Source records
▬▬▬▬▬▬▬▬▬▬

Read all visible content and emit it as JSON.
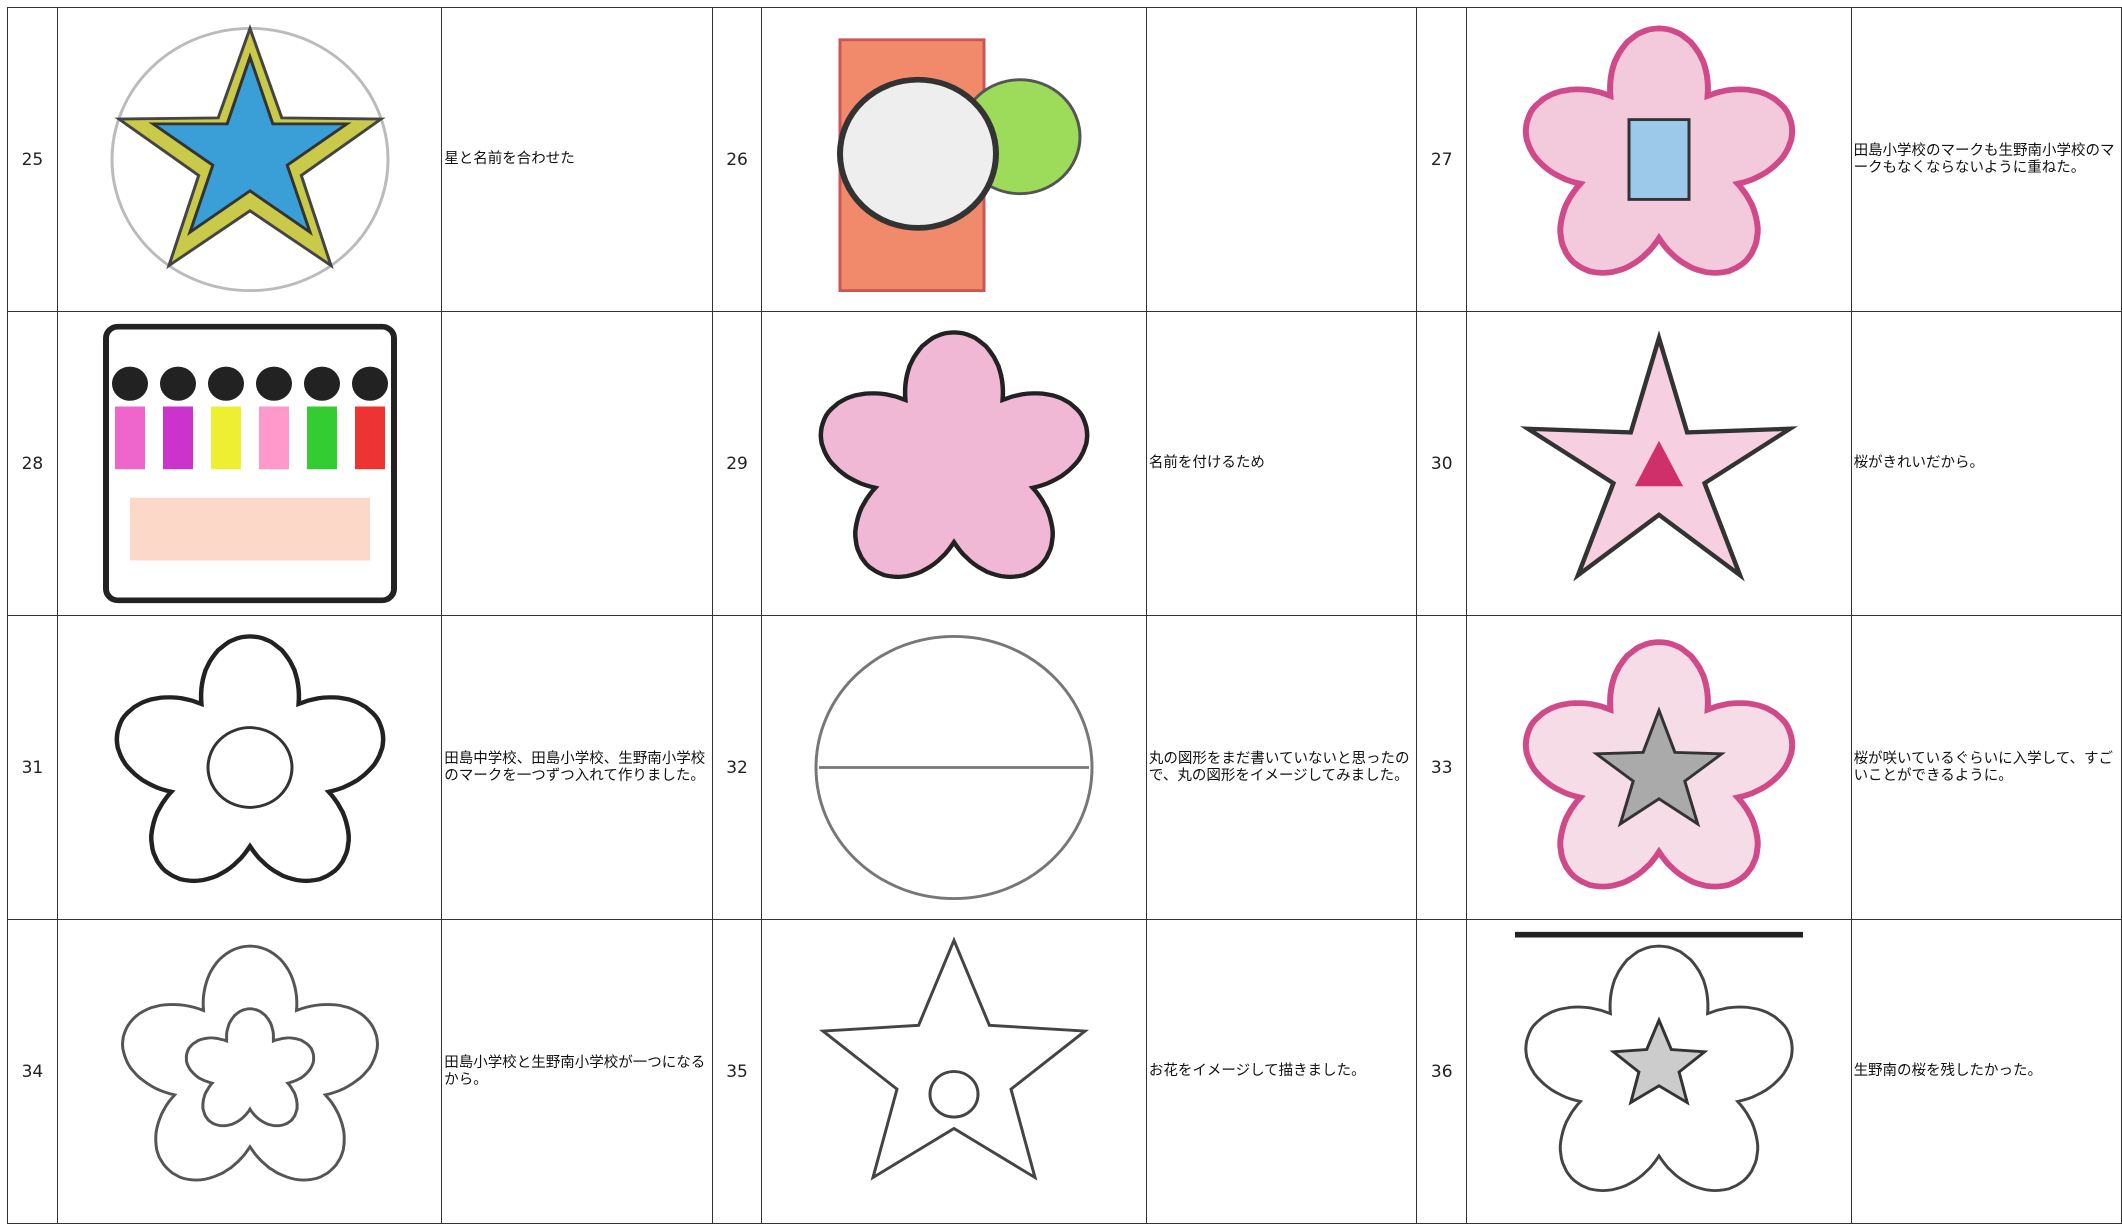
{
  "table": {
    "rows": [
      [
        {
          "number": 25,
          "comment": "星と名前を合わせた"
        },
        {
          "number": 26
        },
        {
          "number": 27,
          "comment": "田島小学校のマークも生野南小学校のマークもなくならないように重ねた。"
        }
      ],
      [
        {
          "number": 28
        },
        {
          "number": 29,
          "comment": "名前を付けるため"
        },
        {
          "number": 30,
          "comment": "桜がきれいだから。"
        }
      ],
      [
        {
          "number": 31,
          "comment": "田島中学校、田島小学校、生野南小学校のマークを一つずつ入れて作りました。"
        },
        {
          "number": 32,
          "comment": "丸の図形をまだ書いていないと思ったので、丸の図形をイメージしてみました。"
        },
        {
          "number": 33,
          "comment": "桜が咲いているぐらいに入学して、すごいことができるように。"
        }
      ],
      [
        {
          "number": 34,
          "comment": "田島小学校と生野南小学校が一つになるから。"
        },
        {
          "number": 35,
          "comment": "お花をイメージして描きました。"
        },
        {
          "number": 36,
          "comment": "生野南の桜を残したかった。"
        }
      ]
    ]
  }
}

▬▬▬▬▬▬▬▬▬▬

Find each line with the string "number" and copy it out.

          "number": 25,
          "number": 26
          "number": 27,
          "number": 28
          "number": 29,
          "number": 30,
          "number": 31,
          "number": 32,
          "number": 33,
          "number": 34,
          "number": 35,
          "number": 36,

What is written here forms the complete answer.